DATA RECORDS.
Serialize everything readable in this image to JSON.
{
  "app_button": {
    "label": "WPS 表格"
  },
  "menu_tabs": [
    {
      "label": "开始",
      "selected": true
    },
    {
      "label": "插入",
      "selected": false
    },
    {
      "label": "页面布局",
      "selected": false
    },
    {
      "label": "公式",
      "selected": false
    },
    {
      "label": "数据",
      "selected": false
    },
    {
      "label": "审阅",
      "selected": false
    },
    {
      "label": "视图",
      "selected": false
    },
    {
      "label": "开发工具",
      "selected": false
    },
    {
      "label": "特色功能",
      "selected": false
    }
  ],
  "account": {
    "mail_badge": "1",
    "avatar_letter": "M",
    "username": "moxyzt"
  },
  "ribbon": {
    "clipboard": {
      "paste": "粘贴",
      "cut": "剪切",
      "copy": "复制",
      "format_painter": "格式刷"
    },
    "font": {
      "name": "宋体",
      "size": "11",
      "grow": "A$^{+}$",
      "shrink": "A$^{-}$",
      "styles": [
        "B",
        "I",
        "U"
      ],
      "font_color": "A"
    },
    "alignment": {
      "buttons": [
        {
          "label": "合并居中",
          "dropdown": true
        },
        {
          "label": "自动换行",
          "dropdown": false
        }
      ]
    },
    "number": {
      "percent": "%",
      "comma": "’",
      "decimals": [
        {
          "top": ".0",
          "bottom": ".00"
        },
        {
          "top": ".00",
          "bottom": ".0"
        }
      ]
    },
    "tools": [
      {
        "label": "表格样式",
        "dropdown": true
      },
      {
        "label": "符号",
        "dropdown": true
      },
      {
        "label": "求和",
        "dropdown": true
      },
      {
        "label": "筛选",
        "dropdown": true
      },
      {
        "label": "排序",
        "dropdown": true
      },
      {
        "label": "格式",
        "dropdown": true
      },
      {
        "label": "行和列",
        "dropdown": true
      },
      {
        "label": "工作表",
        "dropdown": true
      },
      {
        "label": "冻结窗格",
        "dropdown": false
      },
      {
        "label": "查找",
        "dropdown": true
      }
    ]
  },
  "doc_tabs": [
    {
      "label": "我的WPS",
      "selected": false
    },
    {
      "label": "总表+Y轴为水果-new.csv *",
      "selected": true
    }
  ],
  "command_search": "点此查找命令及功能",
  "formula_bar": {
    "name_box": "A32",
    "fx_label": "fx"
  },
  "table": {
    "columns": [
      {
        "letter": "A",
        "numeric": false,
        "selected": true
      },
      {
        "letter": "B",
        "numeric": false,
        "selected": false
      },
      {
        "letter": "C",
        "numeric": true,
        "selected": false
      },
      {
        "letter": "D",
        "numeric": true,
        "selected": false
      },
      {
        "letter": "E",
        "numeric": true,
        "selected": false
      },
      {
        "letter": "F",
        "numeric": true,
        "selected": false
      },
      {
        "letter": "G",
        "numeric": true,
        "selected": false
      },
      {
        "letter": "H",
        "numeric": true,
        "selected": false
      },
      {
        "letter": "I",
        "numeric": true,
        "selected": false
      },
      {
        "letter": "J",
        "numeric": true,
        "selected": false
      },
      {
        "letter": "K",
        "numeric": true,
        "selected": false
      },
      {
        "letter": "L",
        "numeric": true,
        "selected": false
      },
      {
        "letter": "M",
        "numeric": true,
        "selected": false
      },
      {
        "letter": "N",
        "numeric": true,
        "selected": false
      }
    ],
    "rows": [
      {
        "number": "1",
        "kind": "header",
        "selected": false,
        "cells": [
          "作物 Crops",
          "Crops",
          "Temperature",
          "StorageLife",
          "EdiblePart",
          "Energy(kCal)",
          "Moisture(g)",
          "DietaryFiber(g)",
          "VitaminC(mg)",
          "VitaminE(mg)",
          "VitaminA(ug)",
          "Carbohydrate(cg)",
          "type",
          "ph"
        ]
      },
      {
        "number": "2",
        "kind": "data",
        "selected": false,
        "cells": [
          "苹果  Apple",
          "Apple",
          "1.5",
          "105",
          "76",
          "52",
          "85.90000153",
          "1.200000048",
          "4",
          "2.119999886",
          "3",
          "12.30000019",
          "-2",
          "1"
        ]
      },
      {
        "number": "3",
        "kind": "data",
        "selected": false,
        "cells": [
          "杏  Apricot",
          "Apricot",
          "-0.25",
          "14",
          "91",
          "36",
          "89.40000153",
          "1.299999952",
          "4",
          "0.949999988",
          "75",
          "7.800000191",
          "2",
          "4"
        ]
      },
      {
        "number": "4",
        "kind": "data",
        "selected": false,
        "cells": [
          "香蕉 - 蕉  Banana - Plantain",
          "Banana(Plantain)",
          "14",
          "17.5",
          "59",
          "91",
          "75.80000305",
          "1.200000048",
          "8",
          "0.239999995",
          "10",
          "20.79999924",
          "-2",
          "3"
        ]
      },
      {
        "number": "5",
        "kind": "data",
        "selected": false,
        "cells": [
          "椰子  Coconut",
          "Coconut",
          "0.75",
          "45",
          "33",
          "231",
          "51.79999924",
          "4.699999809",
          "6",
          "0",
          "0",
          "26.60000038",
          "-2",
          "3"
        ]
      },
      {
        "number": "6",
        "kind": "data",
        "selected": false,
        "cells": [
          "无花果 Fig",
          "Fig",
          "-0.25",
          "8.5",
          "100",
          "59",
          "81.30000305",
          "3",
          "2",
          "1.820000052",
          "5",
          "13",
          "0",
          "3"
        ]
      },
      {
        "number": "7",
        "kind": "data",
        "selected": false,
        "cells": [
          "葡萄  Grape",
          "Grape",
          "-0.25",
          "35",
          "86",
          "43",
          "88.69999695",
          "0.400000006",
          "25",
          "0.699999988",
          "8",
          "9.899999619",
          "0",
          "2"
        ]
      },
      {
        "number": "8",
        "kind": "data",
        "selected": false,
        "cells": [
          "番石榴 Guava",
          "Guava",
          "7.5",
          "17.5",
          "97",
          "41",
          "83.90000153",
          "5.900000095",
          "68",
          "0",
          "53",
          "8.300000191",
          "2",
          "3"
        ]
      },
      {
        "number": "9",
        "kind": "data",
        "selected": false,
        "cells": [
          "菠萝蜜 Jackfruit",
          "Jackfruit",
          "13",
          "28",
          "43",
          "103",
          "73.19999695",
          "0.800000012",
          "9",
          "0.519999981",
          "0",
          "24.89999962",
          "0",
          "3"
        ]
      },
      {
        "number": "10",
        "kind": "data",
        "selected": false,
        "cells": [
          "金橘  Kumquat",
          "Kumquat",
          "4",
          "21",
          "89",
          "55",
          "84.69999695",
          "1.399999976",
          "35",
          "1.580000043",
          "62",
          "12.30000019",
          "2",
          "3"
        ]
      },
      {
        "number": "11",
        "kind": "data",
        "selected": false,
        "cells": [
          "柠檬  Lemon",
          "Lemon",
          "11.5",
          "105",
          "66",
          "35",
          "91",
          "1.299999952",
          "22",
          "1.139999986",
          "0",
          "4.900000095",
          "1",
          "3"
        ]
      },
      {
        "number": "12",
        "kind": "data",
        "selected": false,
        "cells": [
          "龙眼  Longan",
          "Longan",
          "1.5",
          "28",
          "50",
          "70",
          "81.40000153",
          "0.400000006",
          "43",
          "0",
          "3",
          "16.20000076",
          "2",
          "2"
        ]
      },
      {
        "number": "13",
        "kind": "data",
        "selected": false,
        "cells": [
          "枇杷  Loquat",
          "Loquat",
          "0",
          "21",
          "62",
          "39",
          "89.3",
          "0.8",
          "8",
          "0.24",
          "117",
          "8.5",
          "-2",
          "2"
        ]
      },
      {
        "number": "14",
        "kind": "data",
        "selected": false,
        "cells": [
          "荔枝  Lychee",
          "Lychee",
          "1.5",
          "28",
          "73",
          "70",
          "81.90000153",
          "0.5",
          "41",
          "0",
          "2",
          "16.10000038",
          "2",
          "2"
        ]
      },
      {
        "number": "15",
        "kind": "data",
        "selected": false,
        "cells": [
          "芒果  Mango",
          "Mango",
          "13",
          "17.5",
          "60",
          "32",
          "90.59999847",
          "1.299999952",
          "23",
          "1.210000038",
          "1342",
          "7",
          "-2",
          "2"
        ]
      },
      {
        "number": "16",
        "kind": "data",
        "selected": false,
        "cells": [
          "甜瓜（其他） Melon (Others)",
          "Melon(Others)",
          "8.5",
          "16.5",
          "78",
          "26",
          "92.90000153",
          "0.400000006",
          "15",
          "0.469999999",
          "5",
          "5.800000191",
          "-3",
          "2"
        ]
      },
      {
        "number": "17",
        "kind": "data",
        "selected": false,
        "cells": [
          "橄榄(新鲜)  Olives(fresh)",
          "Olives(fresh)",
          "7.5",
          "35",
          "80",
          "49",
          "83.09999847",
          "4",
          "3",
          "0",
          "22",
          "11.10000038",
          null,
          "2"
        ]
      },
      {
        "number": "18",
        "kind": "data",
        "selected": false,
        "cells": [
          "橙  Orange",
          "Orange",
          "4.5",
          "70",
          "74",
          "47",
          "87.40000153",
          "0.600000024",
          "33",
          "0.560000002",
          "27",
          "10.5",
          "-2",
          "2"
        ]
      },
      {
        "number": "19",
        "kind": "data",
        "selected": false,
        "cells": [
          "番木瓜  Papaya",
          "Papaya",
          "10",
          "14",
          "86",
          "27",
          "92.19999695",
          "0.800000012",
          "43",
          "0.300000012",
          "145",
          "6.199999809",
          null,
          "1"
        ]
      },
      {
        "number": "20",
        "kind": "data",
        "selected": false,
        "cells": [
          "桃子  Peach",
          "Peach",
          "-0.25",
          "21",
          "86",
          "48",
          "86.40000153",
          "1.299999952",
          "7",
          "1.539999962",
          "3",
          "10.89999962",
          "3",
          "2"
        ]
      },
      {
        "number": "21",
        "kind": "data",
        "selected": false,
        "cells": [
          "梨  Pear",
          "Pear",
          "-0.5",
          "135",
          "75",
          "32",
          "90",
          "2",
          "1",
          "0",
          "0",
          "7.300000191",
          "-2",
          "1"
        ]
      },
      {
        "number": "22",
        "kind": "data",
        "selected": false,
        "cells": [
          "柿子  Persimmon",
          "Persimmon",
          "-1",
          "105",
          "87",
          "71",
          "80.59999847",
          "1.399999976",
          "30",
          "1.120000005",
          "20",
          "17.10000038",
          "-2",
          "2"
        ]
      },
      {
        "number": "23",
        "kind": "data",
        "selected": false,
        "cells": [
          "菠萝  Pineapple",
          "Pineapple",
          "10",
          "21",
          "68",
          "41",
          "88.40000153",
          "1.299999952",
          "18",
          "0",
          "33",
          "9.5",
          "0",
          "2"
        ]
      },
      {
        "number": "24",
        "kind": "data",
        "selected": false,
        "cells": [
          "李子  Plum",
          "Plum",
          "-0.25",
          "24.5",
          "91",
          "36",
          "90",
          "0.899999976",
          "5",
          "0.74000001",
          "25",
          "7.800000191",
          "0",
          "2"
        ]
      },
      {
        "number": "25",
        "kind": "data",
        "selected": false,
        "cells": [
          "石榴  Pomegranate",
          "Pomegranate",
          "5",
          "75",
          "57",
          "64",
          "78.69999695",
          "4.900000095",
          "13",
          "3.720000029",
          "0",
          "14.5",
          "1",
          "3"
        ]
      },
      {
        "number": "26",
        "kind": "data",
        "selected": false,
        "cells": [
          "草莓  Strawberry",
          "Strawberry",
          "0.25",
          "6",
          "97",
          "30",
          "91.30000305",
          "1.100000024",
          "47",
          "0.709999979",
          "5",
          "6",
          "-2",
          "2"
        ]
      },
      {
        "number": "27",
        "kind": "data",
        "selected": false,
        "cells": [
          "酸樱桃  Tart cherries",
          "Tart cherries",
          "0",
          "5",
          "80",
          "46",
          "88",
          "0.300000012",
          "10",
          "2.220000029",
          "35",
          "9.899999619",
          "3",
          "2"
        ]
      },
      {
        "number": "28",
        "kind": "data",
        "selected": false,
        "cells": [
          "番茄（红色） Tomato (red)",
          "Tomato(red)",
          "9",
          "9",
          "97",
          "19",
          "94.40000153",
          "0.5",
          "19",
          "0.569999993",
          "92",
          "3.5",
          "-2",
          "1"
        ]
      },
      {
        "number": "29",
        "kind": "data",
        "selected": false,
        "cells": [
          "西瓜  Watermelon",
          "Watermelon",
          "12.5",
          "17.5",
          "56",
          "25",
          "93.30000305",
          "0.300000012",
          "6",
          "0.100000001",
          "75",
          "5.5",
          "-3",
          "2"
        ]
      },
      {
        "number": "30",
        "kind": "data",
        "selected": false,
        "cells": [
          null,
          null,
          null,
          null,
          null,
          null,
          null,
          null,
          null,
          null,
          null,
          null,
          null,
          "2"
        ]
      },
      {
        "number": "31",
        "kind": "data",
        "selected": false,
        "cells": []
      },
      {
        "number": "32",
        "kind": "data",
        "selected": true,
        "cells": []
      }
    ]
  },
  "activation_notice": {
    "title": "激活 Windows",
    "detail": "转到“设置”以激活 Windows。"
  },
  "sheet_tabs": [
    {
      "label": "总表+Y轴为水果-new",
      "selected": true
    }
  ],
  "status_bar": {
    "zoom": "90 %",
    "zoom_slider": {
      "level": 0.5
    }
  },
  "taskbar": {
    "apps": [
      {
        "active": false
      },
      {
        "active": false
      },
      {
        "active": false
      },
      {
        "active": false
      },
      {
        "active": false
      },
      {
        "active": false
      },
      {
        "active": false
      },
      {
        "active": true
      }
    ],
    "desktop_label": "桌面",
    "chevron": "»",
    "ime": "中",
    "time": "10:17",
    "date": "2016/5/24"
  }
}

AIM.
Give only the number of lines in the entries above that hold the string "Plantain".

WRITTEN RESPONSE.
2